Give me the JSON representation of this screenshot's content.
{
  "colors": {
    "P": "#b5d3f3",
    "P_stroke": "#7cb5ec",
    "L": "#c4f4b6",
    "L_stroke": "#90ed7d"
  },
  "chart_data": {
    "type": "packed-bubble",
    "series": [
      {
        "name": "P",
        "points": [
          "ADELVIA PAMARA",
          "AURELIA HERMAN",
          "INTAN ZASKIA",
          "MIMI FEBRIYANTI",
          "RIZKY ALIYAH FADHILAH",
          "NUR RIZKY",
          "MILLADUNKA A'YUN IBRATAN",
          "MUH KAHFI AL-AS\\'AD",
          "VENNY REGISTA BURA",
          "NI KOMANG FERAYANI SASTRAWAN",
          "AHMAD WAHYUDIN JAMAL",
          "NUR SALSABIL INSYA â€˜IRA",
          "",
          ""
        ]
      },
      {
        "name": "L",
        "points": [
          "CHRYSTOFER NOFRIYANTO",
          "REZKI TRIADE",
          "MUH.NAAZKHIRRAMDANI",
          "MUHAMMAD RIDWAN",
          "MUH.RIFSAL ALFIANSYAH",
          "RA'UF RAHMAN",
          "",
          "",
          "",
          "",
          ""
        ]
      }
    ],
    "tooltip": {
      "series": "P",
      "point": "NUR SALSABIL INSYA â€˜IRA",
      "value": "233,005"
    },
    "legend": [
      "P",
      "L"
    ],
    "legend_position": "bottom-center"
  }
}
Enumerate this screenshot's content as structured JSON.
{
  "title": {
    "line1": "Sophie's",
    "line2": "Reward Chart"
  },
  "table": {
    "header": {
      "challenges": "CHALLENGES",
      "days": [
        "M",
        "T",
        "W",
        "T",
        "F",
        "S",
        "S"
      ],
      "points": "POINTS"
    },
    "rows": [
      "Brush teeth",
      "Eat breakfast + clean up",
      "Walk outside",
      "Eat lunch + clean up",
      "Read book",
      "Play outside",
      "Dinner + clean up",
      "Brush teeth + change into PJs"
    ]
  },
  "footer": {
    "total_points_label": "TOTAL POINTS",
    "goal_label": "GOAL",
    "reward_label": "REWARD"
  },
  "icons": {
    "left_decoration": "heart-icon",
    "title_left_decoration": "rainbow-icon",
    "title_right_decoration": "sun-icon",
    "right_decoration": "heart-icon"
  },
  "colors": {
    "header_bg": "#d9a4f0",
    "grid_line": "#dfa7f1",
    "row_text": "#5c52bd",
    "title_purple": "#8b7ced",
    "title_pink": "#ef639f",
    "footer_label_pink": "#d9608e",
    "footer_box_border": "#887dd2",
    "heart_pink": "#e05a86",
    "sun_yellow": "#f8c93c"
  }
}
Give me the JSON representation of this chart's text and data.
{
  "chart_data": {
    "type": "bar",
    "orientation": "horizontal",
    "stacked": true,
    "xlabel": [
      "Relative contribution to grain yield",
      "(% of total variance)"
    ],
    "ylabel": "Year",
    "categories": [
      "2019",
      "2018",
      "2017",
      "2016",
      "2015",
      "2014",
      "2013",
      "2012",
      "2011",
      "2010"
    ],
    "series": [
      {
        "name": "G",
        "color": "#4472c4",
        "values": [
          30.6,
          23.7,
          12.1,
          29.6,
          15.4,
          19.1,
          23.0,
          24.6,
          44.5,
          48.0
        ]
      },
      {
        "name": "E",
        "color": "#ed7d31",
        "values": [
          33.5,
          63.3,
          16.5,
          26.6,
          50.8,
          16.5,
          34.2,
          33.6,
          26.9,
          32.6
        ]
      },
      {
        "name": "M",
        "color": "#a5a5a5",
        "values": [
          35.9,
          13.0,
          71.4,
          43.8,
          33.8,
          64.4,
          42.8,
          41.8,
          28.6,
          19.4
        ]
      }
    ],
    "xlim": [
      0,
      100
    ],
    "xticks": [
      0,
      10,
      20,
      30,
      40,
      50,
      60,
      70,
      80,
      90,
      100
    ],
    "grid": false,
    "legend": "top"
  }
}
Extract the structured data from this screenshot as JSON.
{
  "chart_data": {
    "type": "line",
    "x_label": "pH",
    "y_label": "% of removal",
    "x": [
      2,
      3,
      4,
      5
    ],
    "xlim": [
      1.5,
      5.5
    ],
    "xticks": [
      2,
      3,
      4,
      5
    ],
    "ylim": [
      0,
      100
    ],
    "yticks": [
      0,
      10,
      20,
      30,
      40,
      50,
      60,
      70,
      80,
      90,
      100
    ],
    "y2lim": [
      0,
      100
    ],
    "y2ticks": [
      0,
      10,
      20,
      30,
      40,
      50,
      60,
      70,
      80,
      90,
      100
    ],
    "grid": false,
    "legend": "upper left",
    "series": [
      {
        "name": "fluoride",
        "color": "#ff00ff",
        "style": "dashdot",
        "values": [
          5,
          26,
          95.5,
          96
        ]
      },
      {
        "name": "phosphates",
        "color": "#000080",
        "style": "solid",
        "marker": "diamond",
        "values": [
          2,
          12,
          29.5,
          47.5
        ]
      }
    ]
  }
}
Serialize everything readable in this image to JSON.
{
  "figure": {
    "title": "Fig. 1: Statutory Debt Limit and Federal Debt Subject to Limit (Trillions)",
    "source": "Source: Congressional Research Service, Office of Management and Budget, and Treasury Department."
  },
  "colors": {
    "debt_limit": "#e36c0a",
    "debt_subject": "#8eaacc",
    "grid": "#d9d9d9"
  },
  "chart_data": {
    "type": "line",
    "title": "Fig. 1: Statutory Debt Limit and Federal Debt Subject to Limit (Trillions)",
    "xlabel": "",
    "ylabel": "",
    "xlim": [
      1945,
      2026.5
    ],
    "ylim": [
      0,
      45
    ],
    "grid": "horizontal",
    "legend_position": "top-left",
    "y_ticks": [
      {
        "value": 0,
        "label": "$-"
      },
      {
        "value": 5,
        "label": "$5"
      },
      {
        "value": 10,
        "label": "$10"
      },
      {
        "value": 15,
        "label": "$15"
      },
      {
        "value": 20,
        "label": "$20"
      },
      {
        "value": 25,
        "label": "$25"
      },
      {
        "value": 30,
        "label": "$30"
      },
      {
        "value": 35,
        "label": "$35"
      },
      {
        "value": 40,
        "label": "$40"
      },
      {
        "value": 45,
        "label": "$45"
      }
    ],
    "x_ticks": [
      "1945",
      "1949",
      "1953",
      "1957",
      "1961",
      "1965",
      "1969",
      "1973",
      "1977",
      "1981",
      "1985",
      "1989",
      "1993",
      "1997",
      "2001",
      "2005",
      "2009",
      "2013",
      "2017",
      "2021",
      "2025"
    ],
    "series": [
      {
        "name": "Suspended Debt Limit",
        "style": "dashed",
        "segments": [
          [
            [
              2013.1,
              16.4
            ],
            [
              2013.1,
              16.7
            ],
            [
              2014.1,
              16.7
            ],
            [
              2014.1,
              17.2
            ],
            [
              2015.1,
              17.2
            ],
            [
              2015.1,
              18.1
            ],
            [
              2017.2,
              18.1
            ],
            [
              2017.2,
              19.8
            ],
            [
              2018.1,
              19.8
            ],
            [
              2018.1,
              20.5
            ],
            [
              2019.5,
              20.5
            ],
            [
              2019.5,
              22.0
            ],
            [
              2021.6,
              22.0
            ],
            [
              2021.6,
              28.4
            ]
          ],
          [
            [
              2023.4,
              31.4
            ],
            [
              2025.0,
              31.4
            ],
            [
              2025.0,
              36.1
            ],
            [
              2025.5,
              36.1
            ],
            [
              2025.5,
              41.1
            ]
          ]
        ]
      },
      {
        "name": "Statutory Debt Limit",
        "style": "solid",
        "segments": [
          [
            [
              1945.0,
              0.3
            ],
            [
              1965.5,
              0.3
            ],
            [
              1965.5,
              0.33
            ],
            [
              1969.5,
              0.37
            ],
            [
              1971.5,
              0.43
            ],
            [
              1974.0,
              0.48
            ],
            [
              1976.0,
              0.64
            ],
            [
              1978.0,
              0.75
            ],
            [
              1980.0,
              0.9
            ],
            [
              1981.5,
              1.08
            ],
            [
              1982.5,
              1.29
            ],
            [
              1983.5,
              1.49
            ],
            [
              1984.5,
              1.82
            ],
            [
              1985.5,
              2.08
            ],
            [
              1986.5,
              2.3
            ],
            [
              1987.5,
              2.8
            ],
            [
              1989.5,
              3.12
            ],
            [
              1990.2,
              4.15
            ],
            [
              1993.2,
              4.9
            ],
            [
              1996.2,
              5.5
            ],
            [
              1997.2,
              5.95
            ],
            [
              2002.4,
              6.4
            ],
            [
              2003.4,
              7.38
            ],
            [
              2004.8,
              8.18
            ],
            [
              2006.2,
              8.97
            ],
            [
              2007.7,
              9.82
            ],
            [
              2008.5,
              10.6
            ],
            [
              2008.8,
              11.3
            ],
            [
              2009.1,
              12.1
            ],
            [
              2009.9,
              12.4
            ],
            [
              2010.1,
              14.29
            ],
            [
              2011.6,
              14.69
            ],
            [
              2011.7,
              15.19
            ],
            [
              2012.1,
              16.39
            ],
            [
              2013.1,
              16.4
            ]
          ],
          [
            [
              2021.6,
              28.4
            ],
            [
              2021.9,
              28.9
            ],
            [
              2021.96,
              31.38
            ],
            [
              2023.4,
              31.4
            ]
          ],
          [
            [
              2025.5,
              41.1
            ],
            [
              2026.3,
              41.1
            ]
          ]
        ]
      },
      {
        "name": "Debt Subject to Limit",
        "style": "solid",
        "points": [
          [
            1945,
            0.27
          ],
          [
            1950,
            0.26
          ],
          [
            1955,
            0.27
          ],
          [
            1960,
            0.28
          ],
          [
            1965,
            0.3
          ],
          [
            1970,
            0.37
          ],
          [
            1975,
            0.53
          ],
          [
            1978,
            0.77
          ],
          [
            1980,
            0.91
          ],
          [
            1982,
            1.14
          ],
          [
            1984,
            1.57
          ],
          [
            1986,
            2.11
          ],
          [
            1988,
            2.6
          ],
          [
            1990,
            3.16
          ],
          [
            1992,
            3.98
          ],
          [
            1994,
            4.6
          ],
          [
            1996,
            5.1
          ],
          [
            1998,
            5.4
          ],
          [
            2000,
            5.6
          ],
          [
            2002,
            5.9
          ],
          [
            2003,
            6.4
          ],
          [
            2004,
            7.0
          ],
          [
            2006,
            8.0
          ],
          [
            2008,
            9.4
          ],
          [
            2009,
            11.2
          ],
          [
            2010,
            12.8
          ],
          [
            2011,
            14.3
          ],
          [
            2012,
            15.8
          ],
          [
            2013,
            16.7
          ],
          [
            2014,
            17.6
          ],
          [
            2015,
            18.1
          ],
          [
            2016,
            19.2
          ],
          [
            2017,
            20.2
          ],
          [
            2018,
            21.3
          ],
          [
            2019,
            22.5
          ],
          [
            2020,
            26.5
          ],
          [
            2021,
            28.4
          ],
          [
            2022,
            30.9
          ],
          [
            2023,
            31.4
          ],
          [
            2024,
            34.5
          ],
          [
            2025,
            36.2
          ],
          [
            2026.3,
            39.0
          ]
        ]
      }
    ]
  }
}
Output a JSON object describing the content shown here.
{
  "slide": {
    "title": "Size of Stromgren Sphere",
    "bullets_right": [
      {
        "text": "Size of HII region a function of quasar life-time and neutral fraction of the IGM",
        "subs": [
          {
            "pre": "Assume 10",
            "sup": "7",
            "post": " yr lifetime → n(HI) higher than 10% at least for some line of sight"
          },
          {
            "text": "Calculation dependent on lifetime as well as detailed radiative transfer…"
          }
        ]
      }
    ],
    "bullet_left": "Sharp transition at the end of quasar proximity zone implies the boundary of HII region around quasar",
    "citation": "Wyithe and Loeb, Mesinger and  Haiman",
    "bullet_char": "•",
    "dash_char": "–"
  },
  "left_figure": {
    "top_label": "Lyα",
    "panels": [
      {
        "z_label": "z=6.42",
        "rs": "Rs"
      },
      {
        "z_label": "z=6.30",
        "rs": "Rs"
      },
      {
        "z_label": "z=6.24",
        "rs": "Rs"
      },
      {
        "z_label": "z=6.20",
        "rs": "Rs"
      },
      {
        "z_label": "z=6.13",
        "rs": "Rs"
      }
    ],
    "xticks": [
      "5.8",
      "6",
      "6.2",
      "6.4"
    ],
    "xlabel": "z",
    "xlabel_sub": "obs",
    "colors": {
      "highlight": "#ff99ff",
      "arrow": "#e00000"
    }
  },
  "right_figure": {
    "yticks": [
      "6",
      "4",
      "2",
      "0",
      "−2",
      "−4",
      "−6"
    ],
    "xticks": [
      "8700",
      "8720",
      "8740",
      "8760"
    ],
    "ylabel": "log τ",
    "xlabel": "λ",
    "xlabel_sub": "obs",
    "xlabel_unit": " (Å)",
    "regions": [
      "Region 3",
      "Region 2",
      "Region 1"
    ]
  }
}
__________________________________________________
▶ _Written instruction_: Copy every line of the listing that includes the string "quasar".

▶ _Written solution_:
        "text": "Size of HII region a function of quasar life-time and neutral fraction of the IGM",
    "bullet_left": "Sharp transition at the end of quasar proximity zone implies the boundary of HII region around quasar",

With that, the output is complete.